_GIVEN DATA_
◆ ◆ ◆

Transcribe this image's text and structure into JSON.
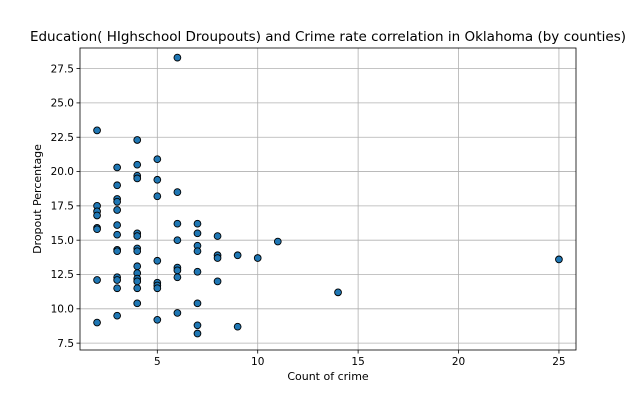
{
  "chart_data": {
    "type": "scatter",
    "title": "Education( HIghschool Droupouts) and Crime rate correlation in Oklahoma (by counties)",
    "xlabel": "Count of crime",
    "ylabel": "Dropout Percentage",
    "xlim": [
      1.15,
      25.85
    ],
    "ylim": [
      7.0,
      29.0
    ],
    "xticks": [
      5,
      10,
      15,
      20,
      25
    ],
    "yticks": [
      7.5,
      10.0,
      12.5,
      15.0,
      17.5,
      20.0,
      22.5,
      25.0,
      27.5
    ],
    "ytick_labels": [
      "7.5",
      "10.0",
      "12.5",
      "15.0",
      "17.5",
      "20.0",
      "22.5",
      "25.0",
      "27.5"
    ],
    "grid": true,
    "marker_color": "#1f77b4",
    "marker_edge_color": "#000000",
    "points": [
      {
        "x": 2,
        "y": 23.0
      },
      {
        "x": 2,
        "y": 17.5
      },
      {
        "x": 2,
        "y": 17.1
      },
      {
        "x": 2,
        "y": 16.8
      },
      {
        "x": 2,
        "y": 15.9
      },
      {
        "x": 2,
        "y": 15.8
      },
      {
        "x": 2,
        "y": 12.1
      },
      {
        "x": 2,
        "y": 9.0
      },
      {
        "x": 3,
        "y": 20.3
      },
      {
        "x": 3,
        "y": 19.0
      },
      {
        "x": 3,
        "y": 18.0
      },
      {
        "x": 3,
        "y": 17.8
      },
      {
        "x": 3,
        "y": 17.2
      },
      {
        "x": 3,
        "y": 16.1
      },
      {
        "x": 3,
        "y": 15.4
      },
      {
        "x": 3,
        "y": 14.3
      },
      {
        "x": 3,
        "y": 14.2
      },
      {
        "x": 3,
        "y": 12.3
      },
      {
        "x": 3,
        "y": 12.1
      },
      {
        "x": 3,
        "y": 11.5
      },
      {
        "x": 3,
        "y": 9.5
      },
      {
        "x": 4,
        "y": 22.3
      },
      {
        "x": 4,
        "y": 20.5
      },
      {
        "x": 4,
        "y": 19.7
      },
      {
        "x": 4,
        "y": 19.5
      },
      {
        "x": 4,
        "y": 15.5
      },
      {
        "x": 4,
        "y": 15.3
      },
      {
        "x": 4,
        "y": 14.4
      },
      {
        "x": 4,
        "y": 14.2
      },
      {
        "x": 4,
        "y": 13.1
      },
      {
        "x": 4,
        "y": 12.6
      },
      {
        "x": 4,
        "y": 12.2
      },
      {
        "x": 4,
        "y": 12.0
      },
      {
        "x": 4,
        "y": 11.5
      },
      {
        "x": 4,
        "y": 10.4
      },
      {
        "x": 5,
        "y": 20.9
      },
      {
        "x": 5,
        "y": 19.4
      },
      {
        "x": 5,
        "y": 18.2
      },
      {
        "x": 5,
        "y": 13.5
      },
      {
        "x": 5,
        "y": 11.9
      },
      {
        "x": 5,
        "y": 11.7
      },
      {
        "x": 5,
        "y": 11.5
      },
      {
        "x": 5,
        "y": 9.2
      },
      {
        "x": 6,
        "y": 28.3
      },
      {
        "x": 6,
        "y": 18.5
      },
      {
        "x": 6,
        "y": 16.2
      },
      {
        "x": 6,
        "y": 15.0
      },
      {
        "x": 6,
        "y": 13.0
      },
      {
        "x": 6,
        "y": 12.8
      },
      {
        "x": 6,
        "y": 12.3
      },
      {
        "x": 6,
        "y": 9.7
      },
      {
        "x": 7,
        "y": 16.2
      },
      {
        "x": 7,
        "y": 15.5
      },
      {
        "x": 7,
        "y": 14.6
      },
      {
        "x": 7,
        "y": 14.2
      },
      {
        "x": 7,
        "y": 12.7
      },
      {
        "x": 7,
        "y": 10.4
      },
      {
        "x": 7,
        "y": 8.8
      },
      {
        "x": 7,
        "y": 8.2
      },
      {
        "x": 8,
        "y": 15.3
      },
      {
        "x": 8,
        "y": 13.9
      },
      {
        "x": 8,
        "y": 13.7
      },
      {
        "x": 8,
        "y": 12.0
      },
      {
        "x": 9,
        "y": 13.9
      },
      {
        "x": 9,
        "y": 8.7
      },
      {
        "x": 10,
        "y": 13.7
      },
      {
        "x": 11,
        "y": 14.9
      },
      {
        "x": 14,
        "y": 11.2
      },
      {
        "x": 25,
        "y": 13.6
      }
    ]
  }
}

◆ ◆ ◆

Reproduce each line exactly as it appears, omitting the pictures.

_RESULT OF THE TASK_
Transcribe this image's text and structure into JSON.
{
  "chart_data": {
    "type": "scatter",
    "title": "Education( HIghschool Droupouts) and Crime rate correlation in Oklahoma (by counties)",
    "xlabel": "Count of crime",
    "ylabel": "Dropout Percentage",
    "xlim": [
      1.15,
      25.85
    ],
    "ylim": [
      7.0,
      29.0
    ],
    "xticks": [
      5,
      10,
      15,
      20,
      25
    ],
    "yticks": [
      7.5,
      10.0,
      12.5,
      15.0,
      17.5,
      20.0,
      22.5,
      25.0,
      27.5
    ],
    "ytick_labels": [
      "7.5",
      "10.0",
      "12.5",
      "15.0",
      "17.5",
      "20.0",
      "22.5",
      "25.0",
      "27.5"
    ],
    "grid": true,
    "marker_color": "#1f77b4",
    "marker_edge_color": "#000000",
    "points": [
      {
        "x": 2,
        "y": 23.0
      },
      {
        "x": 2,
        "y": 17.5
      },
      {
        "x": 2,
        "y": 17.1
      },
      {
        "x": 2,
        "y": 16.8
      },
      {
        "x": 2,
        "y": 15.9
      },
      {
        "x": 2,
        "y": 15.8
      },
      {
        "x": 2,
        "y": 12.1
      },
      {
        "x": 2,
        "y": 9.0
      },
      {
        "x": 3,
        "y": 20.3
      },
      {
        "x": 3,
        "y": 19.0
      },
      {
        "x": 3,
        "y": 18.0
      },
      {
        "x": 3,
        "y": 17.8
      },
      {
        "x": 3,
        "y": 17.2
      },
      {
        "x": 3,
        "y": 16.1
      },
      {
        "x": 3,
        "y": 15.4
      },
      {
        "x": 3,
        "y": 14.3
      },
      {
        "x": 3,
        "y": 14.2
      },
      {
        "x": 3,
        "y": 12.3
      },
      {
        "x": 3,
        "y": 12.1
      },
      {
        "x": 3,
        "y": 11.5
      },
      {
        "x": 3,
        "y": 9.5
      },
      {
        "x": 4,
        "y": 22.3
      },
      {
        "x": 4,
        "y": 20.5
      },
      {
        "x": 4,
        "y": 19.7
      },
      {
        "x": 4,
        "y": 19.5
      },
      {
        "x": 4,
        "y": 15.5
      },
      {
        "x": 4,
        "y": 15.3
      },
      {
        "x": 4,
        "y": 14.4
      },
      {
        "x": 4,
        "y": 14.2
      },
      {
        "x": 4,
        "y": 13.1
      },
      {
        "x": 4,
        "y": 12.6
      },
      {
        "x": 4,
        "y": 12.2
      },
      {
        "x": 4,
        "y": 12.0
      },
      {
        "x": 4,
        "y": 11.5
      },
      {
        "x": 4,
        "y": 10.4
      },
      {
        "x": 5,
        "y": 20.9
      },
      {
        "x": 5,
        "y": 19.4
      },
      {
        "x": 5,
        "y": 18.2
      },
      {
        "x": 5,
        "y": 13.5
      },
      {
        "x": 5,
        "y": 11.9
      },
      {
        "x": 5,
        "y": 11.7
      },
      {
        "x": 5,
        "y": 11.5
      },
      {
        "x": 5,
        "y": 9.2
      },
      {
        "x": 6,
        "y": 28.3
      },
      {
        "x": 6,
        "y": 18.5
      },
      {
        "x": 6,
        "y": 16.2
      },
      {
        "x": 6,
        "y": 15.0
      },
      {
        "x": 6,
        "y": 13.0
      },
      {
        "x": 6,
        "y": 12.8
      },
      {
        "x": 6,
        "y": 12.3
      },
      {
        "x": 6,
        "y": 9.7
      },
      {
        "x": 7,
        "y": 16.2
      },
      {
        "x": 7,
        "y": 15.5
      },
      {
        "x": 7,
        "y": 14.6
      },
      {
        "x": 7,
        "y": 14.2
      },
      {
        "x": 7,
        "y": 12.7
      },
      {
        "x": 7,
        "y": 10.4
      },
      {
        "x": 7,
        "y": 8.8
      },
      {
        "x": 7,
        "y": 8.2
      },
      {
        "x": 8,
        "y": 15.3
      },
      {
        "x": 8,
        "y": 13.9
      },
      {
        "x": 8,
        "y": 13.7
      },
      {
        "x": 8,
        "y": 12.0
      },
      {
        "x": 9,
        "y": 13.9
      },
      {
        "x": 9,
        "y": 8.7
      },
      {
        "x": 10,
        "y": 13.7
      },
      {
        "x": 11,
        "y": 14.9
      },
      {
        "x": 14,
        "y": 11.2
      },
      {
        "x": 25,
        "y": 13.6
      }
    ]
  }
}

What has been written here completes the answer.